■ **SET EXERCISE**:
Keep only the lines that hold the string "image", filtering out the rest of the entries below.

.....

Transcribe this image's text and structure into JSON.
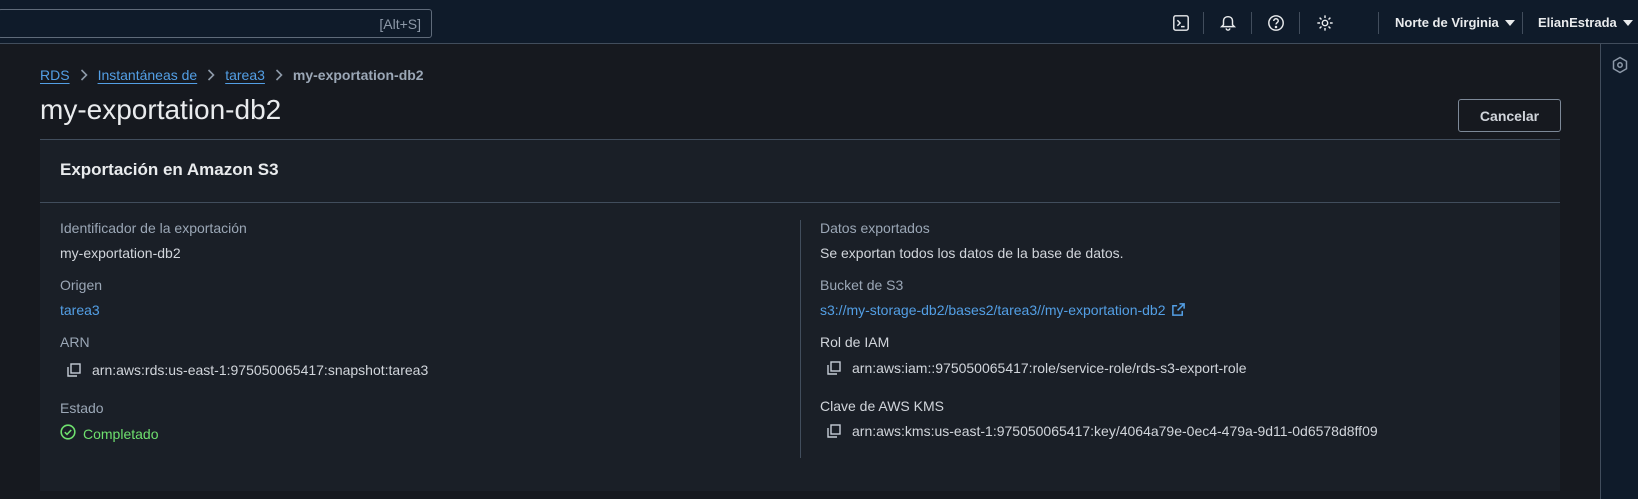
{
  "topbar": {
    "search_shortcut": "[Alt+S]",
    "region": "Norte de Virginia",
    "user": "ElianEstrada"
  },
  "breadcrumb": {
    "items": [
      "RDS",
      "Instantáneas de",
      "tarea3"
    ],
    "current": "my-exportation-db2"
  },
  "page": {
    "title": "my-exportation-db2",
    "cancel_label": "Cancelar"
  },
  "panel": {
    "title": "Exportación en Amazon S3",
    "left": {
      "export_id_label": "Identificador de la exportación",
      "export_id_value": "my-exportation-db2",
      "origin_label": "Origen",
      "origin_value": "tarea3",
      "arn_label": "ARN",
      "arn_value": "arn:aws:rds:us-east-1:975050065417:snapshot:tarea3",
      "status_label": "Estado",
      "status_value": "Completado"
    },
    "right": {
      "exported_label": "Datos exportados",
      "exported_value": "Se exportan todos los datos de la base de datos.",
      "bucket_label": "Bucket de S3",
      "bucket_value": "s3://my-storage-db2/bases2/tarea3//my-exportation-db2",
      "iam_label": "Rol de IAM",
      "iam_value": "arn:aws:iam::975050065417:role/service-role/rds-s3-export-role",
      "kms_label": "Clave de AWS KMS",
      "kms_value": "arn:aws:kms:us-east-1:975050065417:key/4064a79e-0ec4-479a-9d11-0d6578d8ff09"
    }
  },
  "colors": {
    "link": "#539fe5",
    "success": "#6ee06e",
    "background": "#16191f",
    "topbar": "#0f1b2a"
  }
}
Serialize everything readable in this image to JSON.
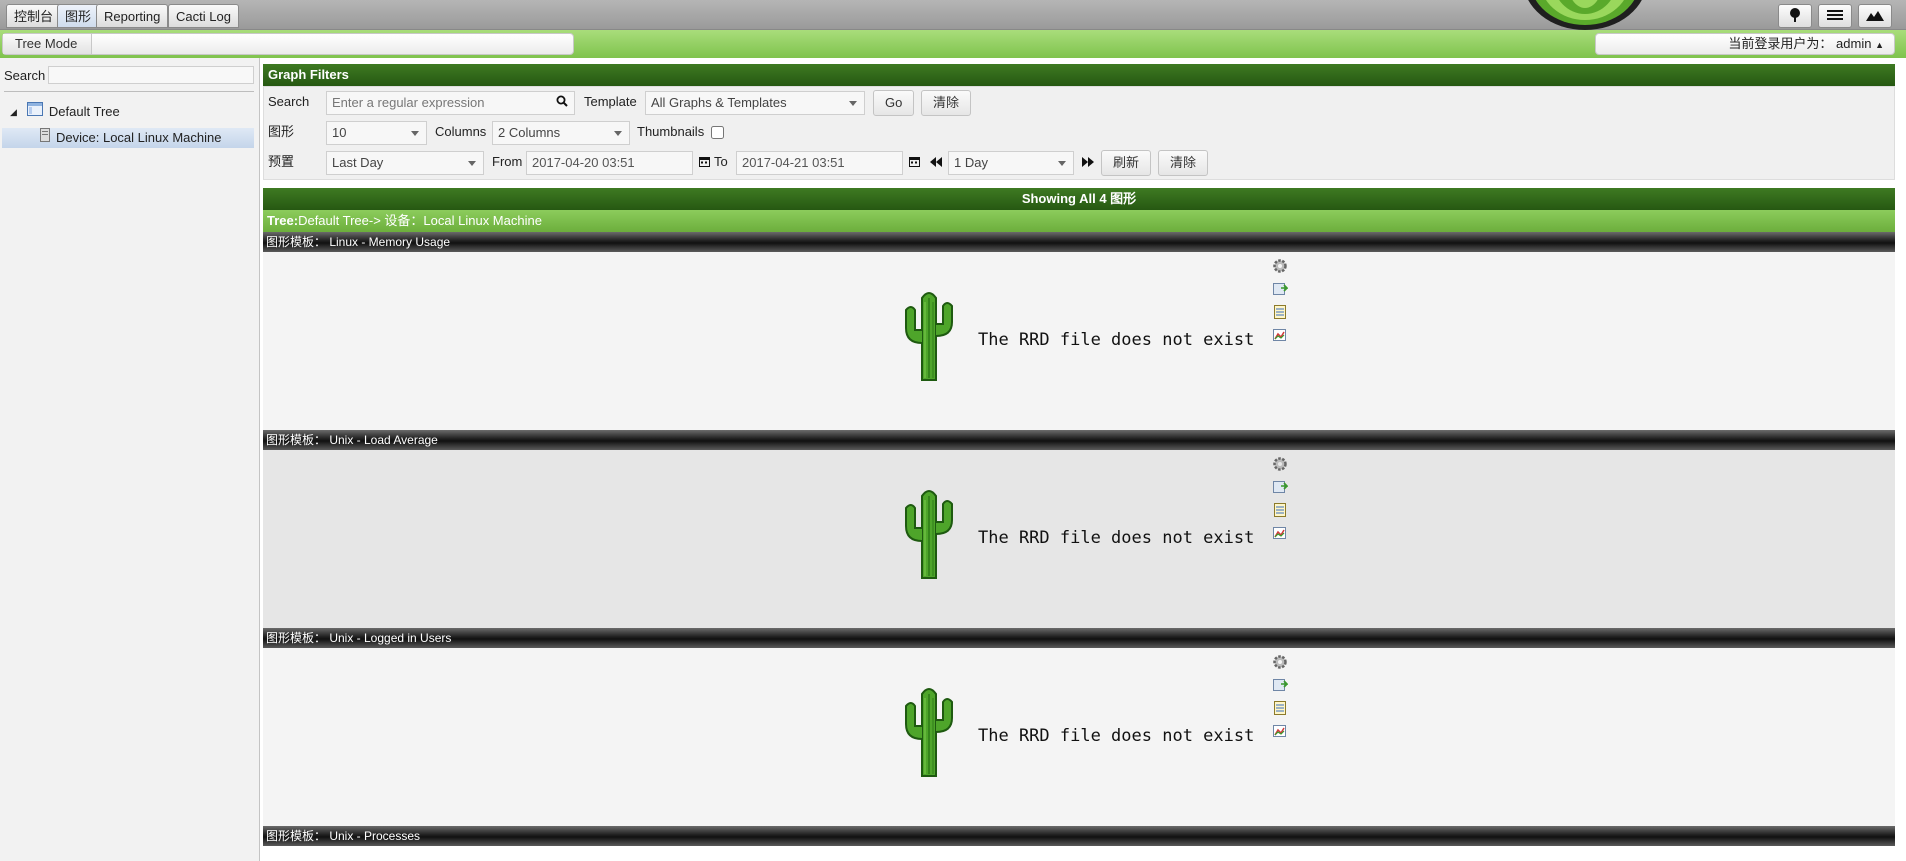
{
  "tabs": [
    "控制台",
    "图形",
    "Reporting",
    "Cacti Log"
  ],
  "breadcrumb": {
    "mode": "Tree Mode"
  },
  "user": {
    "label": "当前登录用户为：",
    "name": "admin"
  },
  "sidebar": {
    "search_label": "Search",
    "tree_root": "Default Tree",
    "device": "Device: Local Linux Machine"
  },
  "filters": {
    "title": "Graph Filters",
    "search_label": "Search",
    "search_placeholder": "Enter a regular expression",
    "template_label": "Template",
    "template_value": "All Graphs & Templates",
    "go_label": "Go",
    "clear_label": "清除",
    "graphs_label": "图形",
    "graphs_value": "10",
    "columns_label": "Columns",
    "columns_value": "2 Columns",
    "thumbnails_label": "Thumbnails",
    "preset_label": "预置",
    "preset_value": "Last Day",
    "from_label": "From",
    "from_value": "2017-04-20 03:51",
    "to_label": "To",
    "to_value": "2017-04-21 03:51",
    "span_value": "1 Day",
    "refresh_label": "刷新",
    "clear2_label": "清除"
  },
  "results": {
    "showing": "Showing All 4 图形",
    "tree_prefix": "Tree:",
    "tree_path": "Default Tree-> 设备：Local Linux Machine"
  },
  "graphs": [
    {
      "title": "图形模板： Linux - Memory Usage",
      "message": "The RRD file does not exist"
    },
    {
      "title": "图形模板： Unix - Load Average",
      "message": "The RRD file does not exist"
    },
    {
      "title": "图形模板： Unix - Logged in Users",
      "message": "The RRD file does not exist"
    },
    {
      "title": "图形模板： Unix - Processes",
      "message": ""
    }
  ],
  "colors": {
    "header_green": "#2f6a1a",
    "light_green": "#7fc34d",
    "graph_header": "#1e1e1e"
  }
}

.....

■ **ANSWER FOR THE TASK**:
Transcribe this image's text and structure into JSON.
Serialize everything readable in this image to JSON.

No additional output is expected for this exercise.